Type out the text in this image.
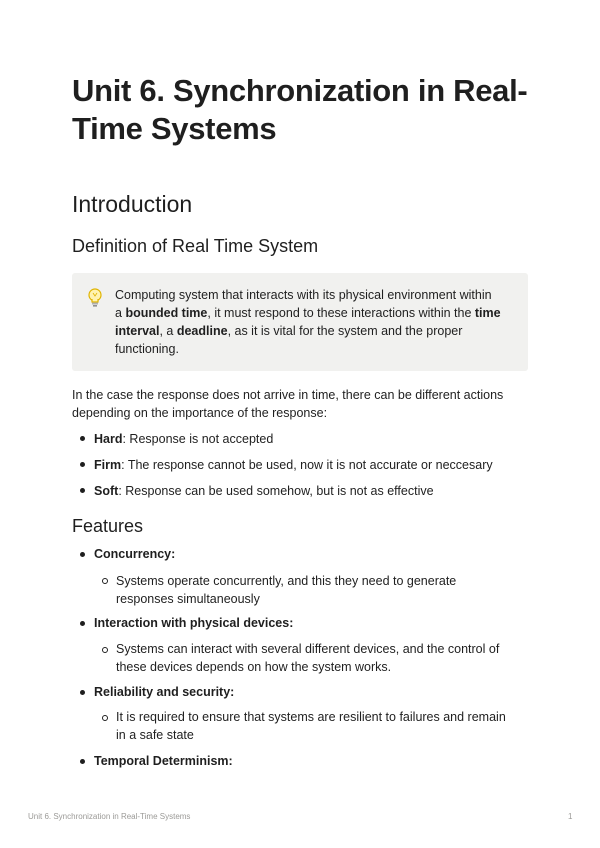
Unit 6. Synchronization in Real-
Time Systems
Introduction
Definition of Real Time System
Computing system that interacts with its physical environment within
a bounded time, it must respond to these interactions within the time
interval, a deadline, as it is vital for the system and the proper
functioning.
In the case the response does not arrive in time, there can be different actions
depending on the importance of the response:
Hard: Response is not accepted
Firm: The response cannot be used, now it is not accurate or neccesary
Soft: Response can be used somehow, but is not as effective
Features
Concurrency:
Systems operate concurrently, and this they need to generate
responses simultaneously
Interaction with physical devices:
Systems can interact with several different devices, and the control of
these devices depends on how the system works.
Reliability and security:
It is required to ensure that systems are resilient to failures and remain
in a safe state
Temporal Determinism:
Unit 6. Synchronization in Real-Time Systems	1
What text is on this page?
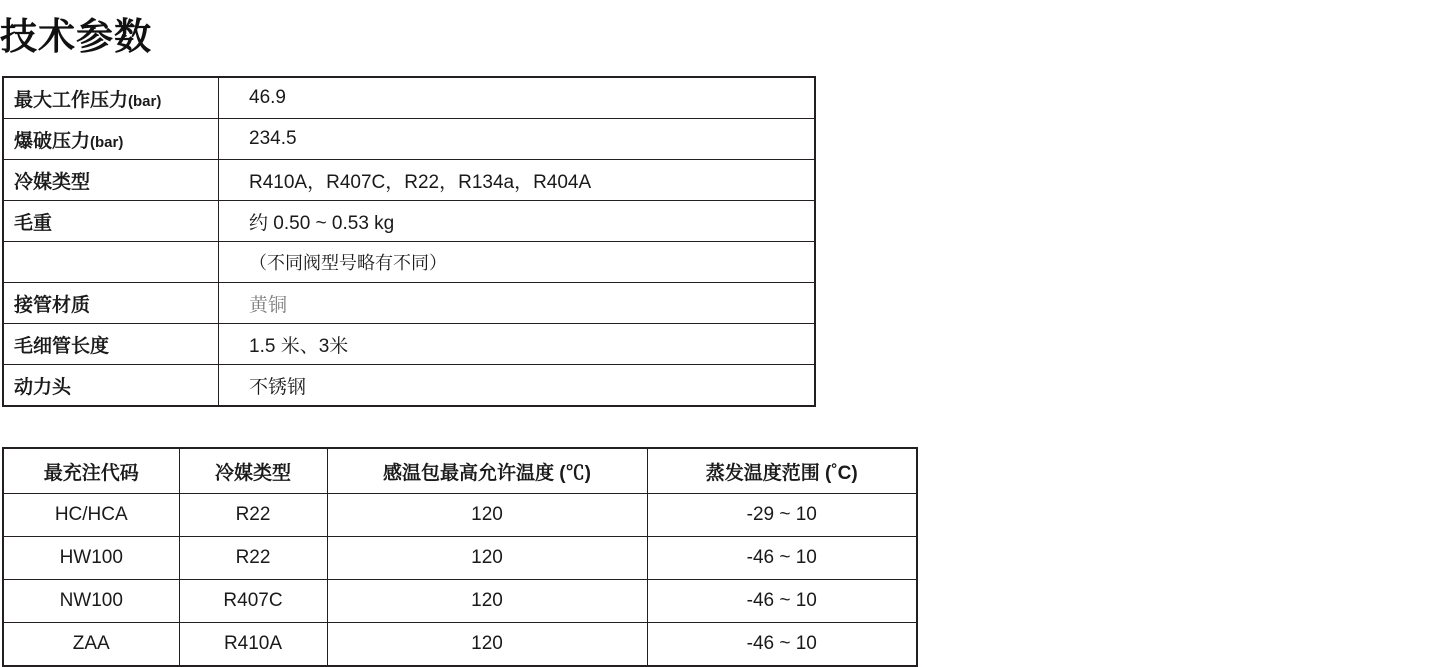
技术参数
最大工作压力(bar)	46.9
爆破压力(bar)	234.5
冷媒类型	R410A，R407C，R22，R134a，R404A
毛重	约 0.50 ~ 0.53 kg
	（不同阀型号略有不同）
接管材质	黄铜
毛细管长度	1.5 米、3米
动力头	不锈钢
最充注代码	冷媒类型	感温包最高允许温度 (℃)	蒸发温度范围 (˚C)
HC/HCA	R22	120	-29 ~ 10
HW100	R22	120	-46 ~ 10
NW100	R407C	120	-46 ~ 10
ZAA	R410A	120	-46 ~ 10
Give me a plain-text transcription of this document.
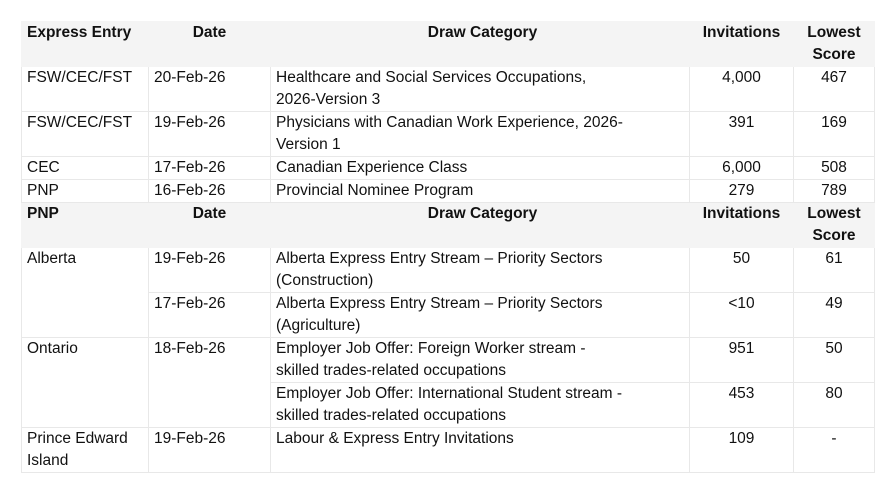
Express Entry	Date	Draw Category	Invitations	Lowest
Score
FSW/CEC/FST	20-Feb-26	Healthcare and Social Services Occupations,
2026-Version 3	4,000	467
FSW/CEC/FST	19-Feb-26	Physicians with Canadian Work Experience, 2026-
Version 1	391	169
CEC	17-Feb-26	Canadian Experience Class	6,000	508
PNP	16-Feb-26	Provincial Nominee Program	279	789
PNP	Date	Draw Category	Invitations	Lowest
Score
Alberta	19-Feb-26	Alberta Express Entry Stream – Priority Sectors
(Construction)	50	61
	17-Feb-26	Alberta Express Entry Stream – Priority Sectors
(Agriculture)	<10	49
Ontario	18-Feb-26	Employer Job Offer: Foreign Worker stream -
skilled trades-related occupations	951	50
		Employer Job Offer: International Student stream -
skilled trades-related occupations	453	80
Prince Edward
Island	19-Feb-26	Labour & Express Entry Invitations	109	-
■ ■ ■ ■
What you need to do: All of the data above should be transcribed verbatim, with pictures omitted.

Result of this task:
Type out the text in this image.
Unit 6. Synchronization in Real-
Time Systems
Introduction
Definition of Real Time System
Computing system that interacts with its physical environment within
a bounded time, it must respond to these interactions within the time
interval, a deadline, as it is vital for the system and the proper
functioning.
In the case the response does not arrive in time, there can be different actions
depending on the importance of the response:
Hard: Response is not accepted
Firm: The response cannot be used, now it is not accurate or neccesary
Soft: Response can be used somehow, but is not as effective
Features
Concurrency:
Systems operate concurrently, and this they need to generate
responses simultaneously
Interaction with physical devices:
Systems can interact with several different devices, and the control of
these devices depends on how the system works.
Reliability and security:
It is required to ensure that systems are resilient to failures and remain
in a safe state
Temporal Determinism:
Unit 6. Synchronization in Real-Time Systems	1
What text is on this page?
技术参数
最大工作压力(bar)	46.9
爆破压力(bar)	234.5
冷媒类型	R410A，R407C，R22，R134a，R404A
毛重	约 0.50 ~ 0.53 kg
	（不同阀型号略有不同）
接管材质	黄铜
毛细管长度	1.5 米、3米
动力头	不锈钢
最充注代码	冷媒类型	感温包最高允许温度 (℃)	蒸发温度范围 (˚C)
HC/HCA	R22	120	-29 ~ 10
HW100	R22	120	-46 ~ 10
NW100	R407C	120	-46 ~ 10
ZAA	R410A	120	-46 ~ 10
Give me a plain-text transcription of this document.
Express Entry	Date	Draw Category	Invitations	Lowest
Score
FSW/CEC/FST	20-Feb-26	Healthcare and Social Services Occupations,
2026-Version 3	4,000	467
FSW/CEC/FST	19-Feb-26	Physicians with Canadian Work Experience, 2026-
Version 1	391	169
CEC	17-Feb-26	Canadian Experience Class	6,000	508
PNP	16-Feb-26	Provincial Nominee Program	279	789
PNP	Date	Draw Category	Invitations	Lowest
Score
Alberta	19-Feb-26	Alberta Express Entry Stream – Priority Sectors
(Construction)	50	61
	17-Feb-26	Alberta Express Entry Stream – Priority Sectors
(Agriculture)	<10	49
Ontario	18-Feb-26	Employer Job Offer: Foreign Worker stream -
skilled trades-related occupations	951	50
		Employer Job Offer: International Student stream -
skilled trades-related occupations	453	80
Prince Edward
Island	19-Feb-26	Labour & Express Entry Invitations	109	-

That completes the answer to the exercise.